[Items from a figure collection]
START

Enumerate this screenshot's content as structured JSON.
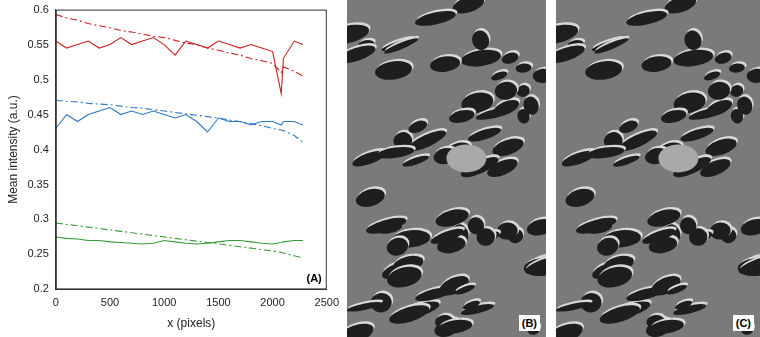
{
  "chart_data": {
    "type": "line",
    "annotation": "(A)",
    "x_label": "x (pixels)",
    "y_label": "Mean intensity (a.u.)",
    "x": [
      0,
      100,
      200,
      300,
      400,
      500,
      600,
      700,
      800,
      900,
      1000,
      1100,
      1200,
      1300,
      1400,
      1500,
      1600,
      1700,
      1800,
      1900,
      2000,
      2080,
      2100,
      2200,
      2280
    ],
    "series": [
      {
        "color": "#cc2020",
        "line_style": "solid",
        "values": [
          0.555,
          0.545,
          0.55,
          0.555,
          0.545,
          0.55,
          0.56,
          0.55,
          0.555,
          0.56,
          0.55,
          0.535,
          0.555,
          0.55,
          0.545,
          0.555,
          0.55,
          0.545,
          0.55,
          0.545,
          0.54,
          0.48,
          0.53,
          0.555,
          0.55
        ]
      },
      {
        "color": "#cc2020",
        "line_style": "dashdot",
        "values": [
          0.593,
          0.588,
          0.585,
          0.58,
          0.577,
          0.574,
          0.57,
          0.568,
          0.565,
          0.562,
          0.56,
          0.556,
          0.552,
          0.55,
          0.545,
          0.542,
          0.538,
          0.535,
          0.53,
          0.527,
          0.523,
          0.51,
          0.518,
          0.512,
          0.505
        ]
      },
      {
        "color": "#2f78c0",
        "line_style": "solid",
        "values": [
          0.43,
          0.45,
          0.44,
          0.45,
          0.455,
          0.46,
          0.45,
          0.455,
          0.45,
          0.455,
          0.45,
          0.445,
          0.45,
          0.44,
          0.425,
          0.445,
          0.44,
          0.44,
          0.435,
          0.44,
          0.44,
          0.435,
          0.44,
          0.44,
          0.435
        ]
      },
      {
        "color": "#2f78c0",
        "line_style": "dashdot",
        "values": [
          0.47,
          0.469,
          0.468,
          0.466,
          0.465,
          0.464,
          0.462,
          0.46,
          0.459,
          0.457,
          0.455,
          0.453,
          0.451,
          0.449,
          0.447,
          0.445,
          0.442,
          0.44,
          0.437,
          0.434,
          0.43,
          0.428,
          0.427,
          0.42,
          0.41
        ]
      },
      {
        "color": "#3a9a3a",
        "line_style": "solid",
        "values": [
          0.275,
          0.273,
          0.272,
          0.27,
          0.27,
          0.268,
          0.267,
          0.266,
          0.265,
          0.266,
          0.27,
          0.268,
          0.266,
          0.265,
          0.266,
          0.268,
          0.27,
          0.27,
          0.268,
          0.266,
          0.265,
          0.267,
          0.268,
          0.27,
          0.27
        ]
      },
      {
        "color": "#3a9a3a",
        "line_style": "dashdot",
        "values": [
          0.295,
          0.293,
          0.291,
          0.289,
          0.287,
          0.285,
          0.283,
          0.281,
          0.279,
          0.277,
          0.275,
          0.273,
          0.271,
          0.269,
          0.267,
          0.265,
          0.263,
          0.261,
          0.259,
          0.257,
          0.255,
          0.253,
          0.252,
          0.248,
          0.245
        ]
      }
    ],
    "xlim": [
      0,
      2500
    ],
    "xticks": [
      0,
      500,
      1000,
      1500,
      2000,
      2500
    ],
    "ylim": [
      0.2,
      0.6
    ],
    "yticks": [
      0.2,
      0.25,
      0.3,
      0.35,
      0.4,
      0.45,
      0.5,
      0.55,
      0.6
    ],
    "grid": false
  },
  "panels": [
    {
      "label": "(B)"
    },
    {
      "label": "(C)"
    }
  ]
}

END

__THE TASK__:
Leave the images out and output the remaining material exactly as it stands.

__SOLUTION TO THIS PROBLEM__:
Enumerate this screenshot's content as structured JSON.
{
  "chart_data": {
    "type": "line",
    "annotation": "(A)",
    "x_label": "x (pixels)",
    "y_label": "Mean intensity (a.u.)",
    "x": [
      0,
      100,
      200,
      300,
      400,
      500,
      600,
      700,
      800,
      900,
      1000,
      1100,
      1200,
      1300,
      1400,
      1500,
      1600,
      1700,
      1800,
      1900,
      2000,
      2080,
      2100,
      2200,
      2280
    ],
    "series": [
      {
        "color": "#cc2020",
        "line_style": "solid",
        "values": [
          0.555,
          0.545,
          0.55,
          0.555,
          0.545,
          0.55,
          0.56,
          0.55,
          0.555,
          0.56,
          0.55,
          0.535,
          0.555,
          0.55,
          0.545,
          0.555,
          0.55,
          0.545,
          0.55,
          0.545,
          0.54,
          0.48,
          0.53,
          0.555,
          0.55
        ]
      },
      {
        "color": "#cc2020",
        "line_style": "dashdot",
        "values": [
          0.593,
          0.588,
          0.585,
          0.58,
          0.577,
          0.574,
          0.57,
          0.568,
          0.565,
          0.562,
          0.56,
          0.556,
          0.552,
          0.55,
          0.545,
          0.542,
          0.538,
          0.535,
          0.53,
          0.527,
          0.523,
          0.51,
          0.518,
          0.512,
          0.505
        ]
      },
      {
        "color": "#2f78c0",
        "line_style": "solid",
        "values": [
          0.43,
          0.45,
          0.44,
          0.45,
          0.455,
          0.46,
          0.45,
          0.455,
          0.45,
          0.455,
          0.45,
          0.445,
          0.45,
          0.44,
          0.425,
          0.445,
          0.44,
          0.44,
          0.435,
          0.44,
          0.44,
          0.435,
          0.44,
          0.44,
          0.435
        ]
      },
      {
        "color": "#2f78c0",
        "line_style": "dashdot",
        "values": [
          0.47,
          0.469,
          0.468,
          0.466,
          0.465,
          0.464,
          0.462,
          0.46,
          0.459,
          0.457,
          0.455,
          0.453,
          0.451,
          0.449,
          0.447,
          0.445,
          0.442,
          0.44,
          0.437,
          0.434,
          0.43,
          0.428,
          0.427,
          0.42,
          0.41
        ]
      },
      {
        "color": "#3a9a3a",
        "line_style": "solid",
        "values": [
          0.275,
          0.273,
          0.272,
          0.27,
          0.27,
          0.268,
          0.267,
          0.266,
          0.265,
          0.266,
          0.27,
          0.268,
          0.266,
          0.265,
          0.266,
          0.268,
          0.27,
          0.27,
          0.268,
          0.266,
          0.265,
          0.267,
          0.268,
          0.27,
          0.27
        ]
      },
      {
        "color": "#3a9a3a",
        "line_style": "dashdot",
        "values": [
          0.295,
          0.293,
          0.291,
          0.289,
          0.287,
          0.285,
          0.283,
          0.281,
          0.279,
          0.277,
          0.275,
          0.273,
          0.271,
          0.269,
          0.267,
          0.265,
          0.263,
          0.261,
          0.259,
          0.257,
          0.255,
          0.253,
          0.252,
          0.248,
          0.245
        ]
      }
    ],
    "xlim": [
      0,
      2500
    ],
    "xticks": [
      0,
      500,
      1000,
      1500,
      2000,
      2500
    ],
    "ylim": [
      0.2,
      0.6
    ],
    "yticks": [
      0.2,
      0.25,
      0.3,
      0.35,
      0.4,
      0.45,
      0.5,
      0.55,
      0.6
    ],
    "grid": false
  },
  "panels": [
    {
      "label": "(B)"
    },
    {
      "label": "(C)"
    }
  ]
}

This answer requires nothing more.